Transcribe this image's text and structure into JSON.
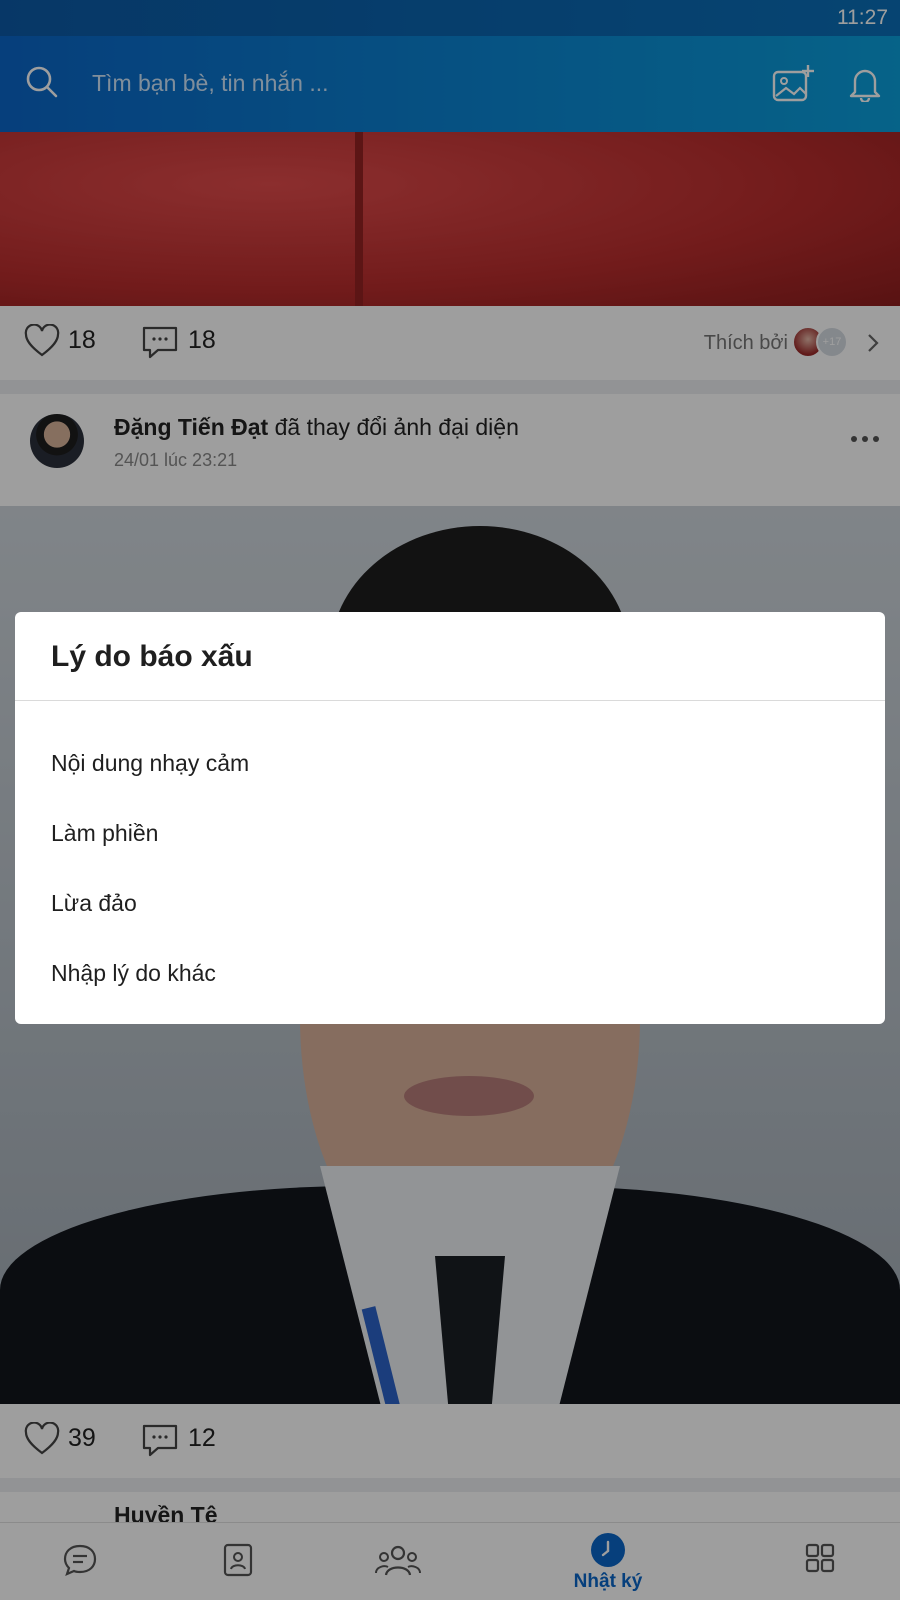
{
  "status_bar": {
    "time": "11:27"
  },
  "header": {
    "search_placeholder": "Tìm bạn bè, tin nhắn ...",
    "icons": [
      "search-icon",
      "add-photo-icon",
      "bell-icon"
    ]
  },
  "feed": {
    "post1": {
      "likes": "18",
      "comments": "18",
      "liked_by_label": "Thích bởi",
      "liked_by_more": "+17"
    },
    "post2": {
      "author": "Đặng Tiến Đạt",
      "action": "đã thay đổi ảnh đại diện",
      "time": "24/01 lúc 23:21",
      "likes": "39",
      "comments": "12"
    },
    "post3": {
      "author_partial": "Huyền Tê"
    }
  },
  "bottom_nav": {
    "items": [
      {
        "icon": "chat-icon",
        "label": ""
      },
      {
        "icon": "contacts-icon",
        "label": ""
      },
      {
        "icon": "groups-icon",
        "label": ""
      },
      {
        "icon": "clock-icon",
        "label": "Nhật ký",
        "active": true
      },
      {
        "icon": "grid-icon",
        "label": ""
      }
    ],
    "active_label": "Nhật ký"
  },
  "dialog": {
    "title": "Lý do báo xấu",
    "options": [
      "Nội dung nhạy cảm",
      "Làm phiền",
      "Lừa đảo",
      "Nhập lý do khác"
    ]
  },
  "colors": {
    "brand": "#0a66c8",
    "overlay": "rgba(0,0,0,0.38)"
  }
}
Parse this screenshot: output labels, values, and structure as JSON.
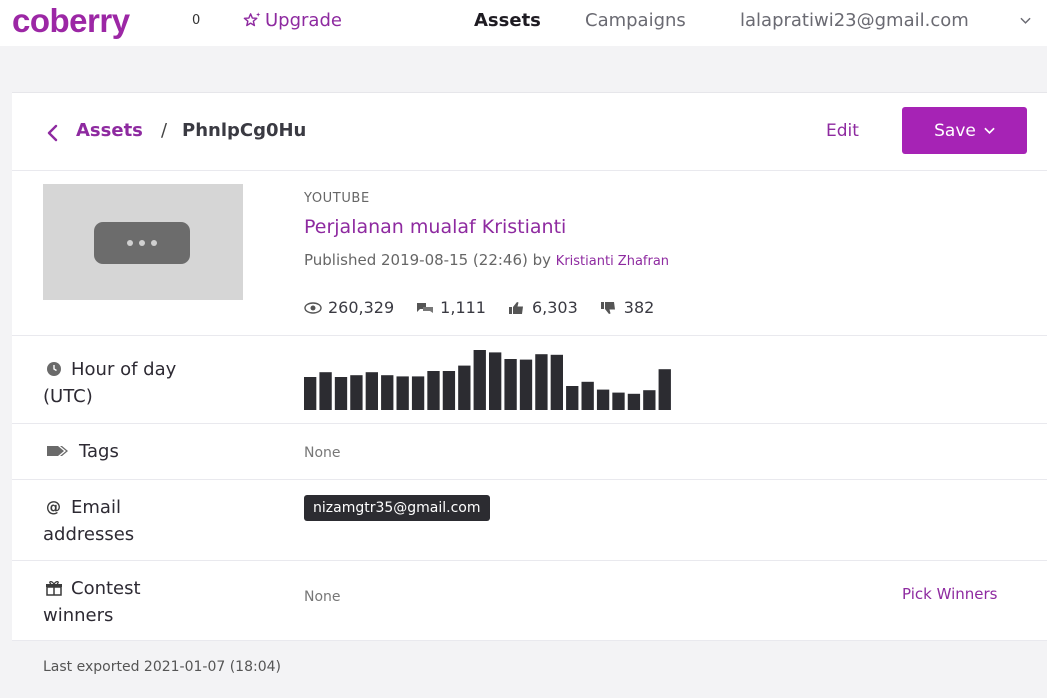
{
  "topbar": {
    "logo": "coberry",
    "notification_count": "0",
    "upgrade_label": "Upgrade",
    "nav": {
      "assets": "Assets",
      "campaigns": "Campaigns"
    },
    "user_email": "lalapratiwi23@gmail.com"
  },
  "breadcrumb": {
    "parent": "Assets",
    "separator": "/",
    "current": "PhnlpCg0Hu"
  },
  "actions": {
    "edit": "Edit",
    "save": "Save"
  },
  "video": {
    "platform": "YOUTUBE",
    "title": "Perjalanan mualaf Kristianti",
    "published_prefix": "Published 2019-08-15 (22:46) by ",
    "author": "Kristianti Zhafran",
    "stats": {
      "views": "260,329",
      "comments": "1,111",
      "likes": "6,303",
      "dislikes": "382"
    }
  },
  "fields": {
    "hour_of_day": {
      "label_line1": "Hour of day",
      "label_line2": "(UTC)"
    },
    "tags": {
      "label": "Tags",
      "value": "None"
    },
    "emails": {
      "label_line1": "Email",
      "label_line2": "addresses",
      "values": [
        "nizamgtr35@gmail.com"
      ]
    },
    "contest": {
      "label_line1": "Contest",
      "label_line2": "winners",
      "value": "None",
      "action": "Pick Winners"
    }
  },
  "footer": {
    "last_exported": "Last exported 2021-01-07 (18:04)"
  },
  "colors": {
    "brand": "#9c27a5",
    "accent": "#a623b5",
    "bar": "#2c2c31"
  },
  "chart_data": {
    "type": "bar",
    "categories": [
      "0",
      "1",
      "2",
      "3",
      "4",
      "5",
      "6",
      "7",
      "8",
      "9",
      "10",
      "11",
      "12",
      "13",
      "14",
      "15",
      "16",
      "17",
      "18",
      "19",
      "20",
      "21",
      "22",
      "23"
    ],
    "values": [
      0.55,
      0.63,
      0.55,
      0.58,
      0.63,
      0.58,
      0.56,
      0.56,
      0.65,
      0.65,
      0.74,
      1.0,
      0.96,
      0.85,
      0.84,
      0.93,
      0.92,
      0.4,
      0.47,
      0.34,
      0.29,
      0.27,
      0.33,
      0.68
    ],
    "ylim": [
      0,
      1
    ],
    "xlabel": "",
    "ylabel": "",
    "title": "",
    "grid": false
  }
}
==
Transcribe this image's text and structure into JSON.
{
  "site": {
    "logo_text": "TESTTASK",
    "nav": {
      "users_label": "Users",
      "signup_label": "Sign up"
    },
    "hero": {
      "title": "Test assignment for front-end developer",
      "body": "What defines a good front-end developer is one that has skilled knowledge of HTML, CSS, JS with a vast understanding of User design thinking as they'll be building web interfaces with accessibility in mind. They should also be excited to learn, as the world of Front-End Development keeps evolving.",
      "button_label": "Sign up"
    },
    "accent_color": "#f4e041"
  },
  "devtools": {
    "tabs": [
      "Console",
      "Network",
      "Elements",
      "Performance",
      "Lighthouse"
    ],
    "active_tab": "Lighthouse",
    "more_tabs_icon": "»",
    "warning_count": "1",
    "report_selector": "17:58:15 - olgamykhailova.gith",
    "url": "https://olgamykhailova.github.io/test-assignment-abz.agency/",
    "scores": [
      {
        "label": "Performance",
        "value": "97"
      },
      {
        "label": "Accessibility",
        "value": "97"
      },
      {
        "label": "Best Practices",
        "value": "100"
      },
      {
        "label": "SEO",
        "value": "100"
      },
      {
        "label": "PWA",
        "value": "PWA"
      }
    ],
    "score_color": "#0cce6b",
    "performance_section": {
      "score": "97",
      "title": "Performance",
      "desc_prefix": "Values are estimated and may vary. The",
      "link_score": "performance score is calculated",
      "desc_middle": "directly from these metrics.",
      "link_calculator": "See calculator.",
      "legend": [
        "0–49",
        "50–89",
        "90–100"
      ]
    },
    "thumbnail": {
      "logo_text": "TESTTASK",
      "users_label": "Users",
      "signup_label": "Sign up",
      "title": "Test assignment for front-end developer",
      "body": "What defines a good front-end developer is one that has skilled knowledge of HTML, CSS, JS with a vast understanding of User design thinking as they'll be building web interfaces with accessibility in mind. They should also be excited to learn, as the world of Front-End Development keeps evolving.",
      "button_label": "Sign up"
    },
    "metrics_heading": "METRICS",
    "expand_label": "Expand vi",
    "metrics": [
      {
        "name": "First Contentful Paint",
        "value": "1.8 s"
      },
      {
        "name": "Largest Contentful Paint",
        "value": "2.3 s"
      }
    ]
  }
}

# Short problem
Using the listing above, locate the lines that hold "TESTTASK" and copy each one.

# Solution to the problem
    "logo_text": "TESTTASK",
      "logo_text": "TESTTASK",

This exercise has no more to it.